PROBLEM: Extract the line that contains "Convert this chart to structured JSON data." and every line after it to the end of the records below, exactly as written and nothing else.

Entries from a dataset
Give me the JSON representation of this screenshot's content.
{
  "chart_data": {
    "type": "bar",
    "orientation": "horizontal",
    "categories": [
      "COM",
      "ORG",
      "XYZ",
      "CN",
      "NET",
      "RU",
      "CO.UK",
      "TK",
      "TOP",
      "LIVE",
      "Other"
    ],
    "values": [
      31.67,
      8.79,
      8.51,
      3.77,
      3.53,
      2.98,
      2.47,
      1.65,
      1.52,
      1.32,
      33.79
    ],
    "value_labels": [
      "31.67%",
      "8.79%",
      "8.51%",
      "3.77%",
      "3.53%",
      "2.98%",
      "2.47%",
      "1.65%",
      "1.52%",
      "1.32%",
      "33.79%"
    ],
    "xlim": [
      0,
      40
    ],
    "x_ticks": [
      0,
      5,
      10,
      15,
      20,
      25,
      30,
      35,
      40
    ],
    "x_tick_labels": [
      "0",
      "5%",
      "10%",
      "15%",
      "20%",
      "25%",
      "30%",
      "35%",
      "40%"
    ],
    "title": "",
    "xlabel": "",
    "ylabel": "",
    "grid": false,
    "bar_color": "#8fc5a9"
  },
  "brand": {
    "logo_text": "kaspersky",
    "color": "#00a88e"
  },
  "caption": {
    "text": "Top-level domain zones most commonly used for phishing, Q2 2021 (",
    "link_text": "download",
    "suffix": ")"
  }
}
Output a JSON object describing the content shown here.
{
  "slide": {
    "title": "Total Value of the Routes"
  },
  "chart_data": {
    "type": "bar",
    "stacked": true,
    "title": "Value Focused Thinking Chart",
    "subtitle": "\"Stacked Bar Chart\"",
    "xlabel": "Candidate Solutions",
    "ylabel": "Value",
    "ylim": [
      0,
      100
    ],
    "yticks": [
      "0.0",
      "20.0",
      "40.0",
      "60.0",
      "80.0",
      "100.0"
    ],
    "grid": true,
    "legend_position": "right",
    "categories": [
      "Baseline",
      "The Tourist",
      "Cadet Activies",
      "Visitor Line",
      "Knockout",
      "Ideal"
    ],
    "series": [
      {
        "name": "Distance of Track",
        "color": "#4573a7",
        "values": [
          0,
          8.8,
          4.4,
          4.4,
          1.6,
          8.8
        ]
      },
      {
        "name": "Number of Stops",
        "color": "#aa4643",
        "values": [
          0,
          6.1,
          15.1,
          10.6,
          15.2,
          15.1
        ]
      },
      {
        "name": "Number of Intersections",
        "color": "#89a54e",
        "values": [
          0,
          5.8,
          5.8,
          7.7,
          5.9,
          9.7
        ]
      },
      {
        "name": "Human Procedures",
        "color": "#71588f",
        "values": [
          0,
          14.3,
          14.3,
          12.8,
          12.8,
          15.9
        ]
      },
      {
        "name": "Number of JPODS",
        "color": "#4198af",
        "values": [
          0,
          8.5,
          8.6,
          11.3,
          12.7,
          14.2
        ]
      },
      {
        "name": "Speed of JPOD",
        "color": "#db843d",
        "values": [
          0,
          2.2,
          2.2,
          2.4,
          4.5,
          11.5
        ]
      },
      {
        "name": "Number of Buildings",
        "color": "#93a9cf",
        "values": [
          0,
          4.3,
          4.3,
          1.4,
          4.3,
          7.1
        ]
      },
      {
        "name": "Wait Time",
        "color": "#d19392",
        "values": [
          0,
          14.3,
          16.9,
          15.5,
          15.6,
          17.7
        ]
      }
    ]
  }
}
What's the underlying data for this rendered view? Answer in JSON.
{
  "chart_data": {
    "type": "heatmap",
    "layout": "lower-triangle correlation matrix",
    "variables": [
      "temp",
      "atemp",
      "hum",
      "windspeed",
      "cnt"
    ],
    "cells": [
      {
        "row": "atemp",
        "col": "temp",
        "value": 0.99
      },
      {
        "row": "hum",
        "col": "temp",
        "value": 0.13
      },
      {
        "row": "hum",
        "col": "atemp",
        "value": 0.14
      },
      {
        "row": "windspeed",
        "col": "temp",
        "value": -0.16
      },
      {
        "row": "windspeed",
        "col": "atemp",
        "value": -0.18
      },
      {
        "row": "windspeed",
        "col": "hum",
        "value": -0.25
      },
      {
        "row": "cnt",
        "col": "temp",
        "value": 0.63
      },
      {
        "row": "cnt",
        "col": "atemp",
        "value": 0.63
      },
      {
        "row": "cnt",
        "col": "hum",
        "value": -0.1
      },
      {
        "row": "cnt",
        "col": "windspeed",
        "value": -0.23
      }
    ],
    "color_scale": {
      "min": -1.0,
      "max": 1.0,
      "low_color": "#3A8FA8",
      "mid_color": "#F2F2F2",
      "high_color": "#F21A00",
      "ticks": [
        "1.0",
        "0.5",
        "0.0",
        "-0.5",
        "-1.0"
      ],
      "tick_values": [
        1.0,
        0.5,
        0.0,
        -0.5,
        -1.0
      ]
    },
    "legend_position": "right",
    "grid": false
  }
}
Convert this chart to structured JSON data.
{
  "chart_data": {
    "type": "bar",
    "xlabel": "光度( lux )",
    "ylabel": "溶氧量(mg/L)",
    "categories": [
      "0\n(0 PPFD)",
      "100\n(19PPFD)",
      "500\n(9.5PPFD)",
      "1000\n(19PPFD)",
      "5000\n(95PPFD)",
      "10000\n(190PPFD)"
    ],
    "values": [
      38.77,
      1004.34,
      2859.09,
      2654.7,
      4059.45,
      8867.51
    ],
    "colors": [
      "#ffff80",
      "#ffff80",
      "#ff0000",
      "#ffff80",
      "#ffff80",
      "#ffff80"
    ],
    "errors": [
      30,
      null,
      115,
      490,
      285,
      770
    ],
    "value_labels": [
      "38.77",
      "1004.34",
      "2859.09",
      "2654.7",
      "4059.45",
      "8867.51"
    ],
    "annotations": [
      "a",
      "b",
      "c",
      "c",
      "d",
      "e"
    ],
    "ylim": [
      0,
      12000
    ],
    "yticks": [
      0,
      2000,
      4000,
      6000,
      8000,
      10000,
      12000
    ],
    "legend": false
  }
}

TASK RESULT:
Convert this chart to structured JSON data.
{
  "chart_data": {
    "type": "bar",
    "xlabel": "光度( lux )",
    "ylabel": "溶氧量(mg/L)",
    "categories": [
      "0\n(0 PPFD)",
      "100\n(19PPFD)",
      "500\n(9.5PPFD)",
      "1000\n(19PPFD)",
      "5000\n(95PPFD)",
      "10000\n(190PPFD)"
    ],
    "values": [
      38.77,
      1004.34,
      2859.09,
      2654.7,
      4059.45,
      8867.51
    ],
    "colors": [
      "#ffff80",
      "#ffff80",
      "#ff0000",
      "#ffff80",
      "#ffff80",
      "#ffff80"
    ],
    "errors": [
      30,
      null,
      115,
      490,
      285,
      770
    ],
    "value_labels": [
      "38.77",
      "1004.34",
      "2859.09",
      "2654.7",
      "4059.45",
      "8867.51"
    ],
    "annotations": [
      "a",
      "b",
      "c",
      "c",
      "d",
      "e"
    ],
    "ylim": [
      0,
      12000
    ],
    "yticks": [
      0,
      2000,
      4000,
      6000,
      8000,
      10000,
      12000
    ],
    "legend": false
  }
}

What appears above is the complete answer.